[Stored records]:
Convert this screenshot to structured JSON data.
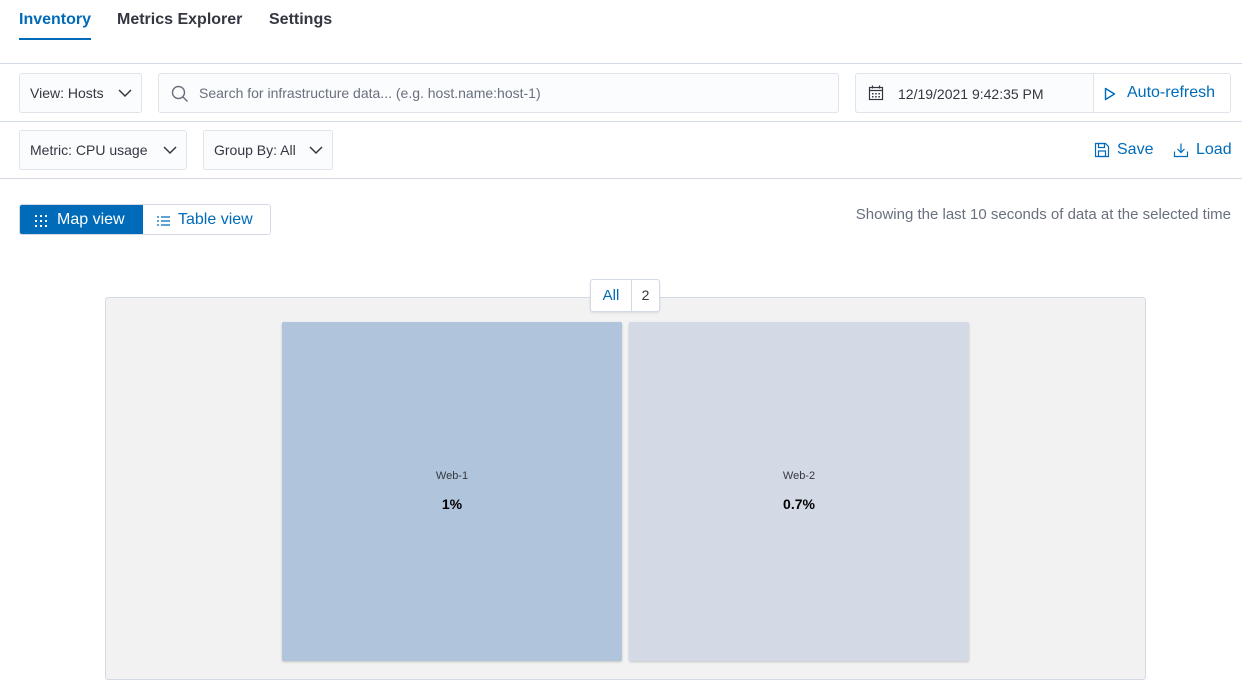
{
  "tabs": [
    {
      "label": "Inventory",
      "active": true
    },
    {
      "label": "Metrics Explorer",
      "active": false
    },
    {
      "label": "Settings",
      "active": false
    }
  ],
  "toolbar": {
    "view_select": "View: Hosts",
    "search_placeholder": "Search for infrastructure data... (e.g. host.name:host-1)",
    "date": "12/19/2021 9:42:35 PM",
    "auto_refresh": "Auto-refresh"
  },
  "filters": {
    "metric_select": "Metric: CPU usage",
    "group_by_select": "Group By: All",
    "save_label": "Save",
    "load_label": "Load"
  },
  "view_toggle": {
    "map_label": "Map view",
    "table_label": "Table view",
    "selected": "map"
  },
  "status_text": "Showing the last 10 seconds of data at the selected time",
  "map": {
    "group": {
      "name": "All",
      "count": "2"
    },
    "nodes": [
      {
        "name": "Web-1",
        "value": "1%",
        "color": "#b0c4dc"
      },
      {
        "name": "Web-2",
        "value": "0.7%",
        "color": "#d3dae6"
      }
    ]
  },
  "colors": {
    "accent": "#006bb8",
    "map_background": "#f2f2f2"
  }
}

[Problem to solve]:
Pull every line containing the word "selected" out of the entries above.

[Response]:
    "selected": "map"
  "status_text": "Showing the last 10 seconds of data at the selected time",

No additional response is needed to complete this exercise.